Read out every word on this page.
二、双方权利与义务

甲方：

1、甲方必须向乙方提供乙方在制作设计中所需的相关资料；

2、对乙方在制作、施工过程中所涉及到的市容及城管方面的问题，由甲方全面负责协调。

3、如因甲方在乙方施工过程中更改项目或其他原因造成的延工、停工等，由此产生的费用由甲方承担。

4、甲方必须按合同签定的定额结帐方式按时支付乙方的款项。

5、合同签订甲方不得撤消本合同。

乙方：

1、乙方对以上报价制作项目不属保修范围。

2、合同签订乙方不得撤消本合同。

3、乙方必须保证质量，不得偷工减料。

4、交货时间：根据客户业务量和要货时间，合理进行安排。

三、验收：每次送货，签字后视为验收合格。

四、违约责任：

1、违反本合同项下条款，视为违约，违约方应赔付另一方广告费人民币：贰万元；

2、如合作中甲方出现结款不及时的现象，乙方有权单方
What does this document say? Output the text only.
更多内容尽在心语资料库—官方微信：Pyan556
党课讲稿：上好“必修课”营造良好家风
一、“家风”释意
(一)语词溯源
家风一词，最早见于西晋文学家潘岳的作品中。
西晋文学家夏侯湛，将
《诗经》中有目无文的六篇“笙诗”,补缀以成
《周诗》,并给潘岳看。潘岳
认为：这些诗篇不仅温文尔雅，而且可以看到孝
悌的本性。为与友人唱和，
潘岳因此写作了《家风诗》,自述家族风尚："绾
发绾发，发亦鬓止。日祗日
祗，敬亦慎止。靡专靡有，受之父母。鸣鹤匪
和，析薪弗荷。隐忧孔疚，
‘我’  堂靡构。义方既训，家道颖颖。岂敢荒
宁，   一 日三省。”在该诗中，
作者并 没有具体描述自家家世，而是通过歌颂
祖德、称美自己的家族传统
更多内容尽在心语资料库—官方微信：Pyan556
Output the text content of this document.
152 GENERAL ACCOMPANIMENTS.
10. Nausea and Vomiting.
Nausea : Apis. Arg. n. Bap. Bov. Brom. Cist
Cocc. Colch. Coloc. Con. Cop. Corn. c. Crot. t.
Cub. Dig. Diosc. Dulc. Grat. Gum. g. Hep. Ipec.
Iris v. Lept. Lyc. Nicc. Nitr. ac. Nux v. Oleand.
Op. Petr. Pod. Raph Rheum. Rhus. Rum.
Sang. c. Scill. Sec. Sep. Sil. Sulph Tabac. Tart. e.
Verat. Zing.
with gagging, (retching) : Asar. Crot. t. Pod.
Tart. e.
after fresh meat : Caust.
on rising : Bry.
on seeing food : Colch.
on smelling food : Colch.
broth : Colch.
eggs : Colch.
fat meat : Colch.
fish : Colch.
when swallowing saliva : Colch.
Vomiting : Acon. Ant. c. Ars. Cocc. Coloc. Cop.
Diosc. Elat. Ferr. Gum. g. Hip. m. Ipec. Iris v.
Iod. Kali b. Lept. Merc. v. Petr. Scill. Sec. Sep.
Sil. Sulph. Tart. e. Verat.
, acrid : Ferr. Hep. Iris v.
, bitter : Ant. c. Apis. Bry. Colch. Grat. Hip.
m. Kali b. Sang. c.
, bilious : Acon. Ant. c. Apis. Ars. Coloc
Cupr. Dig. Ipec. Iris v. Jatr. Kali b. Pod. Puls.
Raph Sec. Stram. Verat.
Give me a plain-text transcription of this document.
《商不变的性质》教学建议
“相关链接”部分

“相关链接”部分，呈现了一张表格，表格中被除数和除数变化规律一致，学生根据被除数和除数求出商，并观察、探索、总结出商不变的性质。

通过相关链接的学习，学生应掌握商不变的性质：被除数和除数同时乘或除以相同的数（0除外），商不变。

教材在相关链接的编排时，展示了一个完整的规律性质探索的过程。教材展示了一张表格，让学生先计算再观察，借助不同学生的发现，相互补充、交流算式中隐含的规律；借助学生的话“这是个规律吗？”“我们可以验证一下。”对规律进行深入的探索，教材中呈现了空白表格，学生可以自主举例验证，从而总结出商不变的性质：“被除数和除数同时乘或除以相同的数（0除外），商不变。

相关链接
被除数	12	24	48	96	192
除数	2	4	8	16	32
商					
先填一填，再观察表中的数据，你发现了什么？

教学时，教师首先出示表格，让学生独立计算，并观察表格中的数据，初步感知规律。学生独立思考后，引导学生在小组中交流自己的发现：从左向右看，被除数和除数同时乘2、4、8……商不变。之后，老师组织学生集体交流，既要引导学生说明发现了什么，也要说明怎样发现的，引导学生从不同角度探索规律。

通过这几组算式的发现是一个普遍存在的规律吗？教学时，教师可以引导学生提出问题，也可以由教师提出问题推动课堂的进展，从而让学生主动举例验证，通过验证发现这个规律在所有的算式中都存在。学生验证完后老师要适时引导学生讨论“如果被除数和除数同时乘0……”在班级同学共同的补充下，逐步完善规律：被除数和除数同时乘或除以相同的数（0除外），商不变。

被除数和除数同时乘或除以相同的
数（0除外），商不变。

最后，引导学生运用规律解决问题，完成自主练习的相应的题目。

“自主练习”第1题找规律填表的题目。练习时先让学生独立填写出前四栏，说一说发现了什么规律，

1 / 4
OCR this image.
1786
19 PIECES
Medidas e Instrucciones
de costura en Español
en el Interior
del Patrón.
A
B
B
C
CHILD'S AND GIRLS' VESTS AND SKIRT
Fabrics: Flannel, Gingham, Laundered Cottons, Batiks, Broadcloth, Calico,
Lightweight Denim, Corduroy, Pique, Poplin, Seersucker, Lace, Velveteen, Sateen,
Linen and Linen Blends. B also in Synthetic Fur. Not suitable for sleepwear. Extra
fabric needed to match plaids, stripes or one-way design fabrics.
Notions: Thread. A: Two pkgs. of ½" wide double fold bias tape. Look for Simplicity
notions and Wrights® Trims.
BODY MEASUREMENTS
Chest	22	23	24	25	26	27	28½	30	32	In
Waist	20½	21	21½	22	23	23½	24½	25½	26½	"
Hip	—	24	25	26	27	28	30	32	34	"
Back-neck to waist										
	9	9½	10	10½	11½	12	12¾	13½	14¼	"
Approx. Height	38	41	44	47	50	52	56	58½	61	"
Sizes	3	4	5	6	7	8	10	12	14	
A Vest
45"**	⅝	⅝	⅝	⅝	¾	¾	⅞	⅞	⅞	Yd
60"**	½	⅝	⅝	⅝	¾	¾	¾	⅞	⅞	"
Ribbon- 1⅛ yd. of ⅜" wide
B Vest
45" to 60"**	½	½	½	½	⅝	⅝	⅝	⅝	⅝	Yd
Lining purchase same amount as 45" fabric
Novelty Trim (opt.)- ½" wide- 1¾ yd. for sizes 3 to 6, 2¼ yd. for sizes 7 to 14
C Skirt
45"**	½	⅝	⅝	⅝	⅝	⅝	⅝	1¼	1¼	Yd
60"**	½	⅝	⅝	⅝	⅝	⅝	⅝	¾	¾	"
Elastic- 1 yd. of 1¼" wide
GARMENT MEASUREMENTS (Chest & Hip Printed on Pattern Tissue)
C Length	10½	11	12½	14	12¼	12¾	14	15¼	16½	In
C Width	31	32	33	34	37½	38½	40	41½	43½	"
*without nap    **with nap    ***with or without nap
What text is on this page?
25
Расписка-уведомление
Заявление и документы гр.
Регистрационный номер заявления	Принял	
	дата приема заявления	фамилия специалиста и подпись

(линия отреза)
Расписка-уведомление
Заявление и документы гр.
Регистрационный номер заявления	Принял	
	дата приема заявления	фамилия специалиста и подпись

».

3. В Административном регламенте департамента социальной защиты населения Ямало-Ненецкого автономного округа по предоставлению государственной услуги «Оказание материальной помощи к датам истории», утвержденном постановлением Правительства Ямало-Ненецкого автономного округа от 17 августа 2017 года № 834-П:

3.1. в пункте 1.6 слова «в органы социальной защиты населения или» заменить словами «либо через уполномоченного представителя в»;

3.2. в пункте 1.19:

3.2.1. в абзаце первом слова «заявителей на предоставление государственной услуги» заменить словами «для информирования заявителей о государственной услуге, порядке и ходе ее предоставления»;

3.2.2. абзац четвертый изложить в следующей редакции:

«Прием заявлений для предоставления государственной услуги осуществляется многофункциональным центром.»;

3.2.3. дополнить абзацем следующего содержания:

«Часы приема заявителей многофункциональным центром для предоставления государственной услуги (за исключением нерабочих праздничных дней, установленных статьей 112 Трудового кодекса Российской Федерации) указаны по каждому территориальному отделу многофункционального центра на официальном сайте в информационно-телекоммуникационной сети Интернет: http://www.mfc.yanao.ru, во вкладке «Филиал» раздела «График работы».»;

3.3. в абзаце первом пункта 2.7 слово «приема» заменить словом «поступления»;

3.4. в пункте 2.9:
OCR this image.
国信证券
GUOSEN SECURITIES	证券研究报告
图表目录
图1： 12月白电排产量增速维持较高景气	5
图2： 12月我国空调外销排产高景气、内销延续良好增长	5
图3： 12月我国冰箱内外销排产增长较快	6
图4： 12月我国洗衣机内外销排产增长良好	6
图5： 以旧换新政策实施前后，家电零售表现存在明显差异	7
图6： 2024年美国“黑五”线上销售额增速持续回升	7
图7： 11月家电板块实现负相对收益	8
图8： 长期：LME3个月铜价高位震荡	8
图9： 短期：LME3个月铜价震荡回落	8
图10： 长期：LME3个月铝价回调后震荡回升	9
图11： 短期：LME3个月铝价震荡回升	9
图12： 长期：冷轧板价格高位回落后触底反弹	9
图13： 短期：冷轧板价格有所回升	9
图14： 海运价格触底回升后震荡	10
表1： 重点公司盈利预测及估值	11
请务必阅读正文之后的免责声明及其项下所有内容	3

------

Find how many lines in the listing hold "Verat", and reply with that number only.

3